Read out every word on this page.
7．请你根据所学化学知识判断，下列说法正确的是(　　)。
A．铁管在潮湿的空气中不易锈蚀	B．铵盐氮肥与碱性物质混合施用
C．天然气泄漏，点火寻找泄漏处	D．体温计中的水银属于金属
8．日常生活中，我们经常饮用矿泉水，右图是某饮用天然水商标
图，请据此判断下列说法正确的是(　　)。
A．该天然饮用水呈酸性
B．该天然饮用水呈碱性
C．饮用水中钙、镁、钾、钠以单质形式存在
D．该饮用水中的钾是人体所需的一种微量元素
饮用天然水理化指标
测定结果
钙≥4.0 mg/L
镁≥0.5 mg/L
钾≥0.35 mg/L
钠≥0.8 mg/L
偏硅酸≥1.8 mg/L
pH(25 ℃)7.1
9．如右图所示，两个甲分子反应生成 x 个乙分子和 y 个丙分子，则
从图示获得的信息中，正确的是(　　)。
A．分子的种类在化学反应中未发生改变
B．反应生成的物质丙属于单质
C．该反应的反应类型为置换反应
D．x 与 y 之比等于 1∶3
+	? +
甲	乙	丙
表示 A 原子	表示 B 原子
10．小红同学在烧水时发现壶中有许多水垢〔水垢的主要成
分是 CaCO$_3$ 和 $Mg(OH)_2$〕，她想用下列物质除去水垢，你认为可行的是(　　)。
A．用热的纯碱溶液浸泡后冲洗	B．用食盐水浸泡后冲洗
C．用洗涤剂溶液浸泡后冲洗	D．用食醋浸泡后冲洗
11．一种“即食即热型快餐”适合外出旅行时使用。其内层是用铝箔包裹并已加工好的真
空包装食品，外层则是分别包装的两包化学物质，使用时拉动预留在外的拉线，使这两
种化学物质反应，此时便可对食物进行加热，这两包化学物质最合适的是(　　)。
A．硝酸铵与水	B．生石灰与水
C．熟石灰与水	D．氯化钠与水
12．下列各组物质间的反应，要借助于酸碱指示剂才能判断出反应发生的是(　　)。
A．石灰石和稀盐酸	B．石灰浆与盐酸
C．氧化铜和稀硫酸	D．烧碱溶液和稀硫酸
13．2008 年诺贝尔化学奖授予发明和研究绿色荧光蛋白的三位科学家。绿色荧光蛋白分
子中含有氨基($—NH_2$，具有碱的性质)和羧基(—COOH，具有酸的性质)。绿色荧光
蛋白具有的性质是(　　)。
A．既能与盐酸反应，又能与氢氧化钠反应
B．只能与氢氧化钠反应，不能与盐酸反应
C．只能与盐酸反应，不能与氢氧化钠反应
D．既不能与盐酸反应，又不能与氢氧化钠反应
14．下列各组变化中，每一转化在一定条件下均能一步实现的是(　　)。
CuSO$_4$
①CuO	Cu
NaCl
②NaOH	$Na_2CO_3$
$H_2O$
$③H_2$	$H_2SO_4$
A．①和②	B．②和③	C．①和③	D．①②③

◇ ◇ ◇ ◇ ◇ ◇ ◇

Copy all the entries verbatim.

■ **Final result**:
Read out every word on this page.
7．请你根据所学化学知识判断，下列说法正确的是(　　)。
A．铁管在潮湿的空气中不易锈蚀	B．铵盐氮肥与碱性物质混合施用
C．天然气泄漏，点火寻找泄漏处	D．体温计中的水银属于金属
8．日常生活中，我们经常饮用矿泉水，右图是某饮用天然水商标
图，请据此判断下列说法正确的是(　　)。
A．该天然饮用水呈酸性
B．该天然饮用水呈碱性
C．饮用水中钙、镁、钾、钠以单质形式存在
D．该饮用水中的钾是人体所需的一种微量元素
饮用天然水理化指标
测定结果
钙≥4.0 mg/L
镁≥0.5 mg/L
钾≥0.35 mg/L
钠≥0.8 mg/L
偏硅酸≥1.8 mg/L
pH(25 ℃)7.1
9．如右图所示，两个甲分子反应生成 x 个乙分子和 y 个丙分子，则
从图示获得的信息中，正确的是(　　)。
A．分子的种类在化学反应中未发生改变
B．反应生成的物质丙属于单质
C．该反应的反应类型为置换反应
D．x 与 y 之比等于 1∶3
+	? +
甲	乙	丙
表示 A 原子	表示 B 原子
10．小红同学在烧水时发现壶中有许多水垢〔水垢的主要成
分是 CaCO$_3$ 和 $Mg(OH)_2$〕，她想用下列物质除去水垢，你认为可行的是(　　)。
A．用热的纯碱溶液浸泡后冲洗	B．用食盐水浸泡后冲洗
C．用洗涤剂溶液浸泡后冲洗	D．用食醋浸泡后冲洗
11．一种“即食即热型快餐”适合外出旅行时使用。其内层是用铝箔包裹并已加工好的真
空包装食品，外层则是分别包装的两包化学物质，使用时拉动预留在外的拉线，使这两
种化学物质反应，此时便可对食物进行加热，这两包化学物质最合适的是(　　)。
A．硝酸铵与水	B．生石灰与水
C．熟石灰与水	D．氯化钠与水
12．下列各组物质间的反应，要借助于酸碱指示剂才能判断出反应发生的是(　　)。
A．石灰石和稀盐酸	B．石灰浆与盐酸
C．氧化铜和稀硫酸	D．烧碱溶液和稀硫酸
13．2008 年诺贝尔化学奖授予发明和研究绿色荧光蛋白的三位科学家。绿色荧光蛋白分
子中含有氨基($—NH_2$，具有碱的性质)和羧基(—COOH，具有酸的性质)。绿色荧光
蛋白具有的性质是(　　)。
A．既能与盐酸反应，又能与氢氧化钠反应
B．只能与氢氧化钠反应，不能与盐酸反应
C．只能与盐酸反应，不能与氢氧化钠反应
D．既不能与盐酸反应，又不能与氢氧化钠反应
14．下列各组变化中，每一转化在一定条件下均能一步实现的是(　　)。
CuSO$_4$
①CuO	Cu
NaCl
②NaOH	$Na_2CO_3$
$H_2O$
$③H_2$	$H_2SO_4$
A．①和②	B．②和③	C．①和③	D．①②③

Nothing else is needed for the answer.